» **DESCRIPTION OF THE TASK**
What follows is a listing to be transcribed exactly.
## Start DATASET RECORDS
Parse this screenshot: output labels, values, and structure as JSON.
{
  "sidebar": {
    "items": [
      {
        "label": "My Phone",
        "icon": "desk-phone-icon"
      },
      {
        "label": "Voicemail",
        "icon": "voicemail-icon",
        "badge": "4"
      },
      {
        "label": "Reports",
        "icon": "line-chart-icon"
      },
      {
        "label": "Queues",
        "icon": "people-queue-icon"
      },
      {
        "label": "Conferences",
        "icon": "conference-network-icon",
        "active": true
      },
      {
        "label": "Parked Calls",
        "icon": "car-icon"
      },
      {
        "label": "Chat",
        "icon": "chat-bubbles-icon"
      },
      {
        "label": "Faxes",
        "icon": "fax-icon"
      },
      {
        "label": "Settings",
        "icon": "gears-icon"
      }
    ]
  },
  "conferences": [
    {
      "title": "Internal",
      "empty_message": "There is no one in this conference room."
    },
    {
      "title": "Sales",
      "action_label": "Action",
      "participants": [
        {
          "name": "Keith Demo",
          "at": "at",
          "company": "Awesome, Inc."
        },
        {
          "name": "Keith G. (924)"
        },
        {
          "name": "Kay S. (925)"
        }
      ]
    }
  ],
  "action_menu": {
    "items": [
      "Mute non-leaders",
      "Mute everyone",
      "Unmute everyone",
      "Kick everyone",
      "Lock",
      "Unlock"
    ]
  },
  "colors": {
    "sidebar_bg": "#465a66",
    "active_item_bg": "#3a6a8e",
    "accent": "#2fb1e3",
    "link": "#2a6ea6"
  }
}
## End DATASET RECORDS
» **ANSWER FOR THIS EXERCISE**
Parse this screenshot: output labels, values, and structure as JSON.
{
  "sidebar": {
    "items": [
      {
        "label": "My Phone",
        "icon": "desk-phone-icon"
      },
      {
        "label": "Voicemail",
        "icon": "voicemail-icon",
        "badge": "4"
      },
      {
        "label": "Reports",
        "icon": "line-chart-icon"
      },
      {
        "label": "Queues",
        "icon": "people-queue-icon"
      },
      {
        "label": "Conferences",
        "icon": "conference-network-icon",
        "active": true
      },
      {
        "label": "Parked Calls",
        "icon": "car-icon"
      },
      {
        "label": "Chat",
        "icon": "chat-bubbles-icon"
      },
      {
        "label": "Faxes",
        "icon": "fax-icon"
      },
      {
        "label": "Settings",
        "icon": "gears-icon"
      }
    ]
  },
  "conferences": [
    {
      "title": "Internal",
      "empty_message": "There is no one in this conference room."
    },
    {
      "title": "Sales",
      "action_label": "Action",
      "participants": [
        {
          "name": "Keith Demo",
          "at": "at",
          "company": "Awesome, Inc."
        },
        {
          "name": "Keith G. (924)"
        },
        {
          "name": "Kay S. (925)"
        }
      ]
    }
  ],
  "action_menu": {
    "items": [
      "Mute non-leaders",
      "Mute everyone",
      "Unmute everyone",
      "Kick everyone",
      "Lock",
      "Unlock"
    ]
  },
  "colors": {
    "sidebar_bg": "#465a66",
    "active_item_bg": "#3a6a8e",
    "accent": "#2fb1e3",
    "link": "#2a6ea6"
  }
}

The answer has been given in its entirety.